• _TASK TO COMPLETE_:
Please list all lines of the material below in which the string "this" occurs.

== SUPPLIED MATERIAL ==

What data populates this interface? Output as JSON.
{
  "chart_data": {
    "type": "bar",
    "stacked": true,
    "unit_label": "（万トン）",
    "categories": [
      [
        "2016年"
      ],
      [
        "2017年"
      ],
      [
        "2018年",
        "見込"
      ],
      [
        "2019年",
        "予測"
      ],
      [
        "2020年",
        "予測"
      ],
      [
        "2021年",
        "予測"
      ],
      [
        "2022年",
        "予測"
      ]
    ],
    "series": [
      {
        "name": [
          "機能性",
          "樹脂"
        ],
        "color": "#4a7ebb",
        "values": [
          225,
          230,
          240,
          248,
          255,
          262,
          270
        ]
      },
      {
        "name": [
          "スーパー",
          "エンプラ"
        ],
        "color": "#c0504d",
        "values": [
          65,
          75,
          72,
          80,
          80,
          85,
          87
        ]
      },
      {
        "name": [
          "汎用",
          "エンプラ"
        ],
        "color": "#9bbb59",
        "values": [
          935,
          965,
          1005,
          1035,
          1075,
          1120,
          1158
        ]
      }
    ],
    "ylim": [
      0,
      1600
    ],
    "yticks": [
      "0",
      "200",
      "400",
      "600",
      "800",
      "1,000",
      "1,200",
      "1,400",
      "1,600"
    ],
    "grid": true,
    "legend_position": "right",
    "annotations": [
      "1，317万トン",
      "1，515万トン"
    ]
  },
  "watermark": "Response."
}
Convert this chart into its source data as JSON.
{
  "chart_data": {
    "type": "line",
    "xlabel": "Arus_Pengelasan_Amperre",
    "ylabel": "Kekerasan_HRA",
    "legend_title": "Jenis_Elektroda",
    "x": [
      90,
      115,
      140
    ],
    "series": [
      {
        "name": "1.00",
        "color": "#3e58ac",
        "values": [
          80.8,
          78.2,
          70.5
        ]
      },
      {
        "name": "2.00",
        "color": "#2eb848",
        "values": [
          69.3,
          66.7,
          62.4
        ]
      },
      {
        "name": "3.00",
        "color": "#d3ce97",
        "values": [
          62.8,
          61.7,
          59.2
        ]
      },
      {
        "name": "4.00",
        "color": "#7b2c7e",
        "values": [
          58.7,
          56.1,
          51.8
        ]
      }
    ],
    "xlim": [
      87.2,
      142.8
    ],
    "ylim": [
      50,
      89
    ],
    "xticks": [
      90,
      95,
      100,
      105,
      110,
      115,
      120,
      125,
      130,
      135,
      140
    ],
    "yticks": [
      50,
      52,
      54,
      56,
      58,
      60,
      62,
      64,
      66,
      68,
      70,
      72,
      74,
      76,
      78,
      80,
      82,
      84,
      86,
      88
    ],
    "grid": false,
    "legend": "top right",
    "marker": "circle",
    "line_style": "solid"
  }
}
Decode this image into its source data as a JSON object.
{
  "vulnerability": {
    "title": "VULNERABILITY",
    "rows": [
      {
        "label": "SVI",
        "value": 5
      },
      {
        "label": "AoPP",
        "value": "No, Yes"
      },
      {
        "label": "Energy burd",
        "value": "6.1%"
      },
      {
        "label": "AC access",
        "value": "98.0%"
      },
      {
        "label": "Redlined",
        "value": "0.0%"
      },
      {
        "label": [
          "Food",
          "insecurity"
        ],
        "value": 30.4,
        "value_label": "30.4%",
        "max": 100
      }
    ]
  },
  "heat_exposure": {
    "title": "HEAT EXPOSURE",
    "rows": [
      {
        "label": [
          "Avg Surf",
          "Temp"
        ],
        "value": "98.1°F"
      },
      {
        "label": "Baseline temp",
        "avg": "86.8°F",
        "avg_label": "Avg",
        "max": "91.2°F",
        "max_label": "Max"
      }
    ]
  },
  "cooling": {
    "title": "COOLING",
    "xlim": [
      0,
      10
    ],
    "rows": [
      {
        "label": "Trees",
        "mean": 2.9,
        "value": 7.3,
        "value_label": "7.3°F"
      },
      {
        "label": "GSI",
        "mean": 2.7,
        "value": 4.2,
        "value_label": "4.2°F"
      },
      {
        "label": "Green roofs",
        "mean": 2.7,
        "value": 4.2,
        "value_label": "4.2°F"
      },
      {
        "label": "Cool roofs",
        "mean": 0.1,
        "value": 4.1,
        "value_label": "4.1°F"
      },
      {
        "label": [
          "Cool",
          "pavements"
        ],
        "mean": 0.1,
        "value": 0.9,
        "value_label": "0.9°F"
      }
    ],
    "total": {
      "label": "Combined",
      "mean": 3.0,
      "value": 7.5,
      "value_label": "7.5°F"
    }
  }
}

===

• _FULL RESPONSE_:
What data populates this interface? Output as JSON.
Convert this chart into its source data as JSON.
Decode this image into its source data as a JSON object.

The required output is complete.